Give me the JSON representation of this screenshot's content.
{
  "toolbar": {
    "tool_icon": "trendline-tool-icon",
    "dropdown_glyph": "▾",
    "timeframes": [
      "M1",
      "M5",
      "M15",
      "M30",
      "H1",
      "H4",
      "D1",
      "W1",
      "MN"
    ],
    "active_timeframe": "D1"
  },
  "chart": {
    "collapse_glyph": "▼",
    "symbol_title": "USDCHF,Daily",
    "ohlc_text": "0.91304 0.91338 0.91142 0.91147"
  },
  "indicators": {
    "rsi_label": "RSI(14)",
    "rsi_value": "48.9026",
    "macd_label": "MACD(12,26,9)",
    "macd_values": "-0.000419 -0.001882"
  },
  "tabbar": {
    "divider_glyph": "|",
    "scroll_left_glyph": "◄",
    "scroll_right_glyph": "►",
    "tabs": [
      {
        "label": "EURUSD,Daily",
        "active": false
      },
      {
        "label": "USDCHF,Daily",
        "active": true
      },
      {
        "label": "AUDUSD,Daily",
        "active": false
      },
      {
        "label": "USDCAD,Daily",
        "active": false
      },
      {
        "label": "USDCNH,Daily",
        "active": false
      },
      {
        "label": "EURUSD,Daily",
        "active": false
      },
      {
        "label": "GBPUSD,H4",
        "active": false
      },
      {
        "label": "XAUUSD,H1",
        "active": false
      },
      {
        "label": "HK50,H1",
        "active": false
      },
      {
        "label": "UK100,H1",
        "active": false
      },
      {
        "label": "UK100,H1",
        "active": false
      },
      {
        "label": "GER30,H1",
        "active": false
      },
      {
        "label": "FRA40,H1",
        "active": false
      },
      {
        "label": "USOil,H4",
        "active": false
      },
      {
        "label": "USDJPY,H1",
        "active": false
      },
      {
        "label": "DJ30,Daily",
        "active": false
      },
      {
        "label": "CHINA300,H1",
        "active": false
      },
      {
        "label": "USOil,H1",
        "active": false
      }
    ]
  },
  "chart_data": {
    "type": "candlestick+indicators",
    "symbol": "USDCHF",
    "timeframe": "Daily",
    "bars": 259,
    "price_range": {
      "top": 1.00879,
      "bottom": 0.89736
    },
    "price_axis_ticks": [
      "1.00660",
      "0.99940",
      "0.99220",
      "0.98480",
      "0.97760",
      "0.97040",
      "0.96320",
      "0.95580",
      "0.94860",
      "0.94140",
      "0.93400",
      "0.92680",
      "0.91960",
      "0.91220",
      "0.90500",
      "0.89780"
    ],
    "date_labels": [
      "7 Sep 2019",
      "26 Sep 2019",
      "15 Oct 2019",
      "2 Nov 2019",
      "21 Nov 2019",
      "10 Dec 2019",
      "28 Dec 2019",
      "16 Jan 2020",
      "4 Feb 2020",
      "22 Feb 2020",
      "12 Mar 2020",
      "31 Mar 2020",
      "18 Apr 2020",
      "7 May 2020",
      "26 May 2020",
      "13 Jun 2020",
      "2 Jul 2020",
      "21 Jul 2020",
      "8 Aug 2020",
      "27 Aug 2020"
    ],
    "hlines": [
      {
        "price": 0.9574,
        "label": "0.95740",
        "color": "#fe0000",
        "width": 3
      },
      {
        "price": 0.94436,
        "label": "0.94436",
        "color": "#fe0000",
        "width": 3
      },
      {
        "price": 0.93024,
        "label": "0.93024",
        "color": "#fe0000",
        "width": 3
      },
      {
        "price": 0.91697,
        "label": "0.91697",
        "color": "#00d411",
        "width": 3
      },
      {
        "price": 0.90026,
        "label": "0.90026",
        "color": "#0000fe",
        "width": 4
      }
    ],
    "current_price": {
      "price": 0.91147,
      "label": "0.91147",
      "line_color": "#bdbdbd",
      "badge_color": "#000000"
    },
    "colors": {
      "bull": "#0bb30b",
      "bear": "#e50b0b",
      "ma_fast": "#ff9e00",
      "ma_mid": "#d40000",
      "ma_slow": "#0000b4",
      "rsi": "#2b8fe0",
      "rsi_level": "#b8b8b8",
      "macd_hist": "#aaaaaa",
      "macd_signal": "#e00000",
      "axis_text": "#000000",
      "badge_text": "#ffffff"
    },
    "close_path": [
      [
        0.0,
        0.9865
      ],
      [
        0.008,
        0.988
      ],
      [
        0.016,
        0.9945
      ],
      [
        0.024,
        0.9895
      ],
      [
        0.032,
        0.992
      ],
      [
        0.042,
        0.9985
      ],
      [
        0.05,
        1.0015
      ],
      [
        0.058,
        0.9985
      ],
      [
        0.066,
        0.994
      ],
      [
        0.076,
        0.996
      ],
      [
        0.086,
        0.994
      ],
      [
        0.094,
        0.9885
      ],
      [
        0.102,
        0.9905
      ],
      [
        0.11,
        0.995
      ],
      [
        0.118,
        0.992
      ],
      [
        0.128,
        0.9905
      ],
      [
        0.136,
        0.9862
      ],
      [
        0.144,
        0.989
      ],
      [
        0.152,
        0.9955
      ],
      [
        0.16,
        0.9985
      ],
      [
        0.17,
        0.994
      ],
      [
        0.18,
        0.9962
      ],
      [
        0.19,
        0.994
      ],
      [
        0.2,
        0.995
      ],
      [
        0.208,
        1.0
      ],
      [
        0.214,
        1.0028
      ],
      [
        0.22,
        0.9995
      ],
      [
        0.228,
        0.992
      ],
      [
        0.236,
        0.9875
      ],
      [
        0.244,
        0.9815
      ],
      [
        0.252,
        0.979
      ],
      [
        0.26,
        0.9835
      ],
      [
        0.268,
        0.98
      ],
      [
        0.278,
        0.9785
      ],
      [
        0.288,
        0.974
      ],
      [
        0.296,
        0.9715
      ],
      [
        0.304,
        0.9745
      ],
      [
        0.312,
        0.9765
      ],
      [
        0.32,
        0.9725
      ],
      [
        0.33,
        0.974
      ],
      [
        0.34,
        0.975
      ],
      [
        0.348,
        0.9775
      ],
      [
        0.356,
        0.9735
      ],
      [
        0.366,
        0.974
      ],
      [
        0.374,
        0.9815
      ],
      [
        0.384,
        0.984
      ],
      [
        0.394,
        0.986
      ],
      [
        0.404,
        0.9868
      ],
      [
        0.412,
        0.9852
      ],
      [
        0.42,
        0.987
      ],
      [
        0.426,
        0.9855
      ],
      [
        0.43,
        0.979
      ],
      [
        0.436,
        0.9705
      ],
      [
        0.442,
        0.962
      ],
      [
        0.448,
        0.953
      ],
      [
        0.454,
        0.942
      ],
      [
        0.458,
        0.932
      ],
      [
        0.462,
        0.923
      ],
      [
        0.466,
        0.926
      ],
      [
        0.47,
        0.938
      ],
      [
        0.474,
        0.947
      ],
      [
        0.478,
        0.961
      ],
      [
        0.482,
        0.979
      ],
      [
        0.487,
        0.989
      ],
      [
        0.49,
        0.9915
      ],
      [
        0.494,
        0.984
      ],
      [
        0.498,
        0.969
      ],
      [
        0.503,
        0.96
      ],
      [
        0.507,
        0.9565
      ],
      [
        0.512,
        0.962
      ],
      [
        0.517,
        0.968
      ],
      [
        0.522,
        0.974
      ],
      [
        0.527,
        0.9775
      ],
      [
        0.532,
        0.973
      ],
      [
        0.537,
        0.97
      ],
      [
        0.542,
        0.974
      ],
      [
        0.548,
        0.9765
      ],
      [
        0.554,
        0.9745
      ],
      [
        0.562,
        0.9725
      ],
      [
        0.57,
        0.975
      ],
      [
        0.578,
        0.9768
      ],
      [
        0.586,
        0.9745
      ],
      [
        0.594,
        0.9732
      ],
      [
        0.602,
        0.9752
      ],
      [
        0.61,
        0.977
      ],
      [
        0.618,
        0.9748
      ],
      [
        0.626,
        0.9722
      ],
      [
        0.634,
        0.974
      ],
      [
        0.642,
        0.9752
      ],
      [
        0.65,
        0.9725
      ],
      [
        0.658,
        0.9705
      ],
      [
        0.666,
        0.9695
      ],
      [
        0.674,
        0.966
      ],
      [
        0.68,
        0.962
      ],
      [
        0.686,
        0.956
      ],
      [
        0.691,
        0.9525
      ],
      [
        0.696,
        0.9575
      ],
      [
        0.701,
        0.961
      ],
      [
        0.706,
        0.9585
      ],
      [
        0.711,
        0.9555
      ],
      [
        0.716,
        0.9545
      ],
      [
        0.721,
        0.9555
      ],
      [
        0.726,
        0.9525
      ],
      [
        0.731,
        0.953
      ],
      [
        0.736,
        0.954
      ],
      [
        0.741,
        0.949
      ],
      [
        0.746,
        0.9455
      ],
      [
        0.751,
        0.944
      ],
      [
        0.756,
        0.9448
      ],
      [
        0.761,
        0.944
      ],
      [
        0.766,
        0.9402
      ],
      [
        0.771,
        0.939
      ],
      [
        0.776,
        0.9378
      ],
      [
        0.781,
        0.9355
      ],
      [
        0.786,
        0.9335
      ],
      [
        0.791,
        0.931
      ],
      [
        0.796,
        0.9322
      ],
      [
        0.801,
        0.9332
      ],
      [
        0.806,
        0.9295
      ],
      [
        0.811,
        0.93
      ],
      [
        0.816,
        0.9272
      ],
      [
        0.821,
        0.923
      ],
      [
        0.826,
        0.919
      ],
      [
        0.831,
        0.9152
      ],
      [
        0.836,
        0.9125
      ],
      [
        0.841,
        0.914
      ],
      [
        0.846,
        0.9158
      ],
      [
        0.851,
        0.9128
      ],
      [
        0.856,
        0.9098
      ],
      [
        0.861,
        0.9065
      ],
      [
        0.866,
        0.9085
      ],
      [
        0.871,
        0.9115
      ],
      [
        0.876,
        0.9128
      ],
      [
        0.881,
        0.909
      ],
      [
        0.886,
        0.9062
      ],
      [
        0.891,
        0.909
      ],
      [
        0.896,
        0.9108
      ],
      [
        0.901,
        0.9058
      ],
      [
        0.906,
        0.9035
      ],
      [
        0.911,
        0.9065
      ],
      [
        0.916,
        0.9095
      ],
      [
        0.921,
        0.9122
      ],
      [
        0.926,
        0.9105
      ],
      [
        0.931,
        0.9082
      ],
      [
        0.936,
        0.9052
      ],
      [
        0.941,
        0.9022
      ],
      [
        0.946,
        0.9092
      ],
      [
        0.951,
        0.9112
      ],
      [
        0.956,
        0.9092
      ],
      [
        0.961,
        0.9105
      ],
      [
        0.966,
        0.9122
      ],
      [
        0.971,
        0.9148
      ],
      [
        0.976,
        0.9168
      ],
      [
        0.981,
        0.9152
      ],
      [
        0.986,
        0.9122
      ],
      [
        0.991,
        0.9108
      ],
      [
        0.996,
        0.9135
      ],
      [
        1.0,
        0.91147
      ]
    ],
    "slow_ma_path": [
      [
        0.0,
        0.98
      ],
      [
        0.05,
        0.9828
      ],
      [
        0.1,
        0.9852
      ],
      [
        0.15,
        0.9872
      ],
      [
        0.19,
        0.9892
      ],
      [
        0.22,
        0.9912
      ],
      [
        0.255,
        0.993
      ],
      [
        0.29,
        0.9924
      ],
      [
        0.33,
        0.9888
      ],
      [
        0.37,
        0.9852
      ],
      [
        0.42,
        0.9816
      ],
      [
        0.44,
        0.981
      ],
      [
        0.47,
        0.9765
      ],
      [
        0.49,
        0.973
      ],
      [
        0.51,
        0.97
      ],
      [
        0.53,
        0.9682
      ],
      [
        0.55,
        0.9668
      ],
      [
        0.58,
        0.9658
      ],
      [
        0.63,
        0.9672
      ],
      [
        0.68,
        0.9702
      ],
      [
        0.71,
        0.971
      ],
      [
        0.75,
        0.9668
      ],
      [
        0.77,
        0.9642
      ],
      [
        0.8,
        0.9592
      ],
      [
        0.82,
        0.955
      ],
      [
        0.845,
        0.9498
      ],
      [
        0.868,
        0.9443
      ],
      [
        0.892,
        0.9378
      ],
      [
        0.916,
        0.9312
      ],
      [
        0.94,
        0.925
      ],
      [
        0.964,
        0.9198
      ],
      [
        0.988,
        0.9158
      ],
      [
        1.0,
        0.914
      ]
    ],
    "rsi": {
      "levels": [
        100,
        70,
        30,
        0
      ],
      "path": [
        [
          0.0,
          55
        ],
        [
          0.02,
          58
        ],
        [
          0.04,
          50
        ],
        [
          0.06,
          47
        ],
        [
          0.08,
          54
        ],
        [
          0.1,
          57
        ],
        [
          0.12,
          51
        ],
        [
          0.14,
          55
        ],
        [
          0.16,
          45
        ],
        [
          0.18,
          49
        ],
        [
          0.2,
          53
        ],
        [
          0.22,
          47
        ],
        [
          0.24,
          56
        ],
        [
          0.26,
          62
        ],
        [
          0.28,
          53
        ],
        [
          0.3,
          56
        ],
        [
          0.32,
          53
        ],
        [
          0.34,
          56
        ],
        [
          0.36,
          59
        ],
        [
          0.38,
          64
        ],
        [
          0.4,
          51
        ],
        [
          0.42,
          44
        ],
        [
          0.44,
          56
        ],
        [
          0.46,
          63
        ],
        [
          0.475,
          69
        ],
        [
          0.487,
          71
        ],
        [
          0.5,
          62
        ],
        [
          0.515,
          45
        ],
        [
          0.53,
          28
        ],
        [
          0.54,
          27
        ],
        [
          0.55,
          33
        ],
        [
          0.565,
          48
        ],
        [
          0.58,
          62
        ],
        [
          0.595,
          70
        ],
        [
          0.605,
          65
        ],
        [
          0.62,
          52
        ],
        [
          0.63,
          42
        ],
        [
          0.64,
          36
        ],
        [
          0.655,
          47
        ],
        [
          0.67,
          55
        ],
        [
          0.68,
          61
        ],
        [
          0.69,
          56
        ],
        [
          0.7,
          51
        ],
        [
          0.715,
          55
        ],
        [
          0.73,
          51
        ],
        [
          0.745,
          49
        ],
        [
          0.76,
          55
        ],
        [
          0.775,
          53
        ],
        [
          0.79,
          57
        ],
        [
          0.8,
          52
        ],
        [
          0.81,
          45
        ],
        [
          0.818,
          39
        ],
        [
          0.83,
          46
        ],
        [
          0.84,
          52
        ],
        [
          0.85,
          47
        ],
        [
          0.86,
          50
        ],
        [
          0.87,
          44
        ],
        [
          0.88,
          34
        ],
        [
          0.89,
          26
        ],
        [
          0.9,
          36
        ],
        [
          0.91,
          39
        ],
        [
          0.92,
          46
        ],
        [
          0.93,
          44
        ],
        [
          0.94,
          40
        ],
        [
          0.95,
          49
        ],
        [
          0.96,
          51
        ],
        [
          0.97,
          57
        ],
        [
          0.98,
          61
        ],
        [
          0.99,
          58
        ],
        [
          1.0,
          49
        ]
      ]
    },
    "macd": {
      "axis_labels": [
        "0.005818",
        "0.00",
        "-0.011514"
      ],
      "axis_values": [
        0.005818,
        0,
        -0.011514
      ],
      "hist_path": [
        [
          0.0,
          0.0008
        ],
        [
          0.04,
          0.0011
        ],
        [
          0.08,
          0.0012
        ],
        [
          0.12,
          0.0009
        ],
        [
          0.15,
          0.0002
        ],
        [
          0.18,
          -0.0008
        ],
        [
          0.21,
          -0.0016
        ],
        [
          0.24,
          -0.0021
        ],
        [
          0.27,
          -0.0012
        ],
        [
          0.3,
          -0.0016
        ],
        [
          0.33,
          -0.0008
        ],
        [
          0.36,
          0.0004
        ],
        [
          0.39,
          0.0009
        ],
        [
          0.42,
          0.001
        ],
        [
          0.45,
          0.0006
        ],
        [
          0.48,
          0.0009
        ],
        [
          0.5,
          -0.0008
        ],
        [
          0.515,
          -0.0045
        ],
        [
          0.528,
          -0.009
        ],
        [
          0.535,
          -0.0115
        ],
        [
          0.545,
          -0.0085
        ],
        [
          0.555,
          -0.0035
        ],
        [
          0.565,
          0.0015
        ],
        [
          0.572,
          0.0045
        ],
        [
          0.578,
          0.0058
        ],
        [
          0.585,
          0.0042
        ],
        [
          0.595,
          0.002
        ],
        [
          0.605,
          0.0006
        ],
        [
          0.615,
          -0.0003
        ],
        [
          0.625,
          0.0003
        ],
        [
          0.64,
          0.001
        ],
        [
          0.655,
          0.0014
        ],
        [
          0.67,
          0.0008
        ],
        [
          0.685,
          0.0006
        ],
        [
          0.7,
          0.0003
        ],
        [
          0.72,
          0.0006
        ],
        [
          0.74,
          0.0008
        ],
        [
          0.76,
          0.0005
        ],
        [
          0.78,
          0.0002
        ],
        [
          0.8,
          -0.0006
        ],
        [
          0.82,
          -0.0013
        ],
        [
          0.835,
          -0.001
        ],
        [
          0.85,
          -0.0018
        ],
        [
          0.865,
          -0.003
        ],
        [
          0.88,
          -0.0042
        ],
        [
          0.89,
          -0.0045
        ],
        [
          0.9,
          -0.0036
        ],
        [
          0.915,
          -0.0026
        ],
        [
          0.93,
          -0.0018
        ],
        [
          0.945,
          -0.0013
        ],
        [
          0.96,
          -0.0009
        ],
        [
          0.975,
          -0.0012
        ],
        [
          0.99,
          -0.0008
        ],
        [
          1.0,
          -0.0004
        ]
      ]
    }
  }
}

◇ ◇ ◇ ◇ ◇

Find and count the lines of the data that include the string "Daily", and report that figure by itself.

9